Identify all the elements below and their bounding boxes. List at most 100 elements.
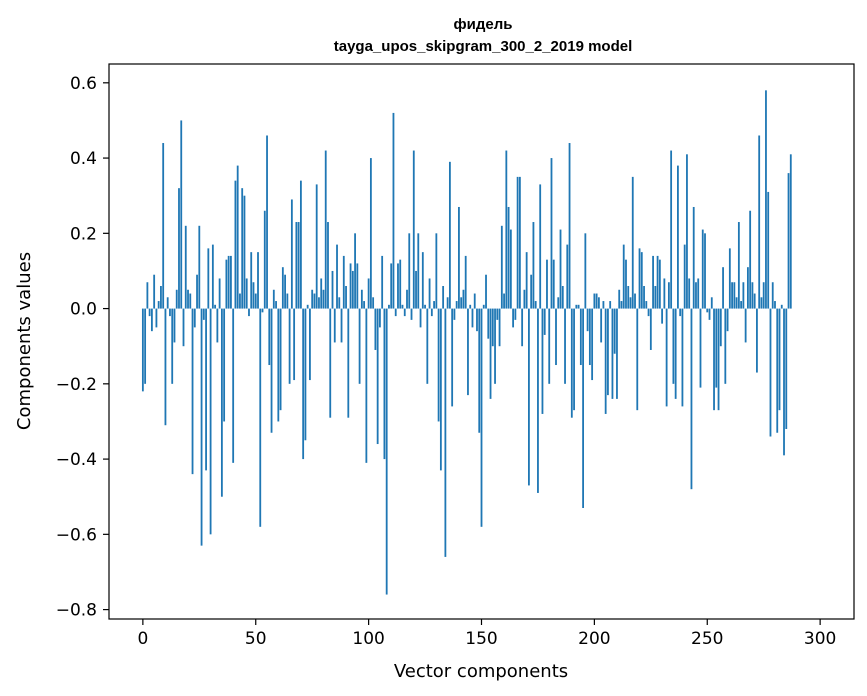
x-tick-label: 100 (352, 629, 384, 649)
bar (491, 308, 494, 347)
bar (609, 301, 612, 309)
bar (327, 222, 329, 309)
bar (478, 308, 481, 433)
bar (593, 293, 596, 309)
bar (397, 263, 399, 309)
bar (367, 278, 370, 309)
bar (530, 274, 533, 309)
bar (584, 233, 587, 309)
bar (403, 308, 406, 317)
bar (304, 308, 307, 441)
bar (252, 282, 255, 309)
y-axis-ticks: −0.8 −0.6 −0.4 −0.2 0.0 0.2 0.4 0.6 (56, 74, 109, 621)
bar (189, 293, 192, 309)
bar (726, 308, 729, 332)
x-tick-label: 50 (245, 629, 267, 649)
bar (313, 293, 316, 309)
bar (469, 304, 472, 309)
bar (322, 289, 325, 309)
bar (166, 297, 169, 309)
bar (686, 154, 688, 309)
bar (374, 308, 377, 350)
bar (318, 297, 320, 309)
bar (769, 308, 772, 437)
bar (708, 308, 711, 320)
bar (595, 293, 598, 309)
bar (372, 297, 375, 309)
bar (433, 301, 435, 309)
bar (760, 297, 763, 309)
bar (277, 308, 280, 422)
x-tick-label: 200 (578, 629, 610, 649)
bar (428, 278, 431, 309)
bar (737, 222, 740, 309)
bar (272, 289, 275, 309)
bar (537, 308, 539, 493)
y-axis-label: Components values (14, 252, 35, 430)
bar (259, 308, 262, 527)
bar (460, 297, 463, 309)
bar (500, 225, 503, 309)
bar (672, 308, 675, 384)
bar (451, 308, 454, 407)
bar (363, 301, 366, 309)
bar (667, 282, 670, 309)
bar (611, 308, 614, 399)
bar (713, 308, 715, 411)
bar (234, 180, 237, 309)
bar (509, 229, 512, 309)
bar (202, 308, 205, 320)
bar (349, 263, 352, 309)
bar (169, 308, 171, 317)
bar (532, 222, 535, 309)
bar (171, 308, 174, 384)
bar (783, 308, 785, 456)
bar (286, 293, 289, 309)
bar (216, 308, 219, 343)
bar (225, 259, 228, 309)
bar (453, 308, 456, 320)
bar (415, 270, 417, 309)
bar (250, 252, 253, 309)
bar (652, 255, 654, 309)
bar (604, 308, 607, 414)
y-tick-label: −0.8 (56, 601, 97, 621)
bar (279, 308, 282, 411)
bar (670, 150, 673, 309)
bar (597, 297, 600, 309)
bar (295, 222, 298, 309)
bar (586, 308, 589, 332)
bar (302, 308, 305, 460)
bar (214, 304, 217, 309)
bar (697, 278, 700, 309)
bar (640, 252, 643, 309)
bar (516, 176, 519, 309)
bar (688, 278, 691, 309)
bar (622, 244, 625, 309)
bar (701, 229, 704, 309)
bar (480, 308, 483, 527)
bar (379, 308, 381, 328)
bar (248, 308, 250, 317)
bar (722, 267, 724, 309)
bar (270, 308, 273, 433)
bar (710, 297, 713, 309)
bar (209, 308, 212, 535)
bar (518, 176, 521, 309)
bar (749, 210, 752, 309)
bars-group (141, 90, 792, 595)
bar (421, 252, 424, 309)
bar (647, 308, 650, 317)
bar (514, 308, 517, 320)
bar (575, 304, 578, 309)
bar (333, 308, 336, 343)
y-tick-label: 0.4 (70, 149, 97, 169)
bar (780, 304, 783, 309)
bar (446, 297, 449, 309)
bar (458, 206, 460, 309)
bar (503, 293, 505, 309)
bar (534, 301, 537, 309)
bar (347, 308, 350, 418)
bar (690, 308, 693, 490)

================================

EXERCISE DETAILS — Recast the lines of the data as a Markdown table with two columns, Row and Entry. Start with the line containing "x-tick-label: 100 (352, 629, 384, 649)" and go through the line containing "bar (403, 308, 406, 317)". Number each line and leave out any blank lines.

EXERCISE SOLUTION —
| Row | Entry |
|---|---|
| 1 | x-tick-label: 100 (352, 629, 384, 649) |
| 2 | bar (491, 308, 494, 347) |
| 3 | bar (609, 301, 612, 309) |
| 4 | bar (327, 222, 329, 309) |
| 5 | bar (478, 308, 481, 433) |
| 6 | bar (593, 293, 596, 309) |
| 7 | bar (397, 263, 399, 309) |
| 8 | bar (367, 278, 370, 309) |
| 9 | bar (530, 274, 533, 309) |
| 10 | bar (584, 233, 587, 309) |
| 11 | bar (403, 308, 406, 317) |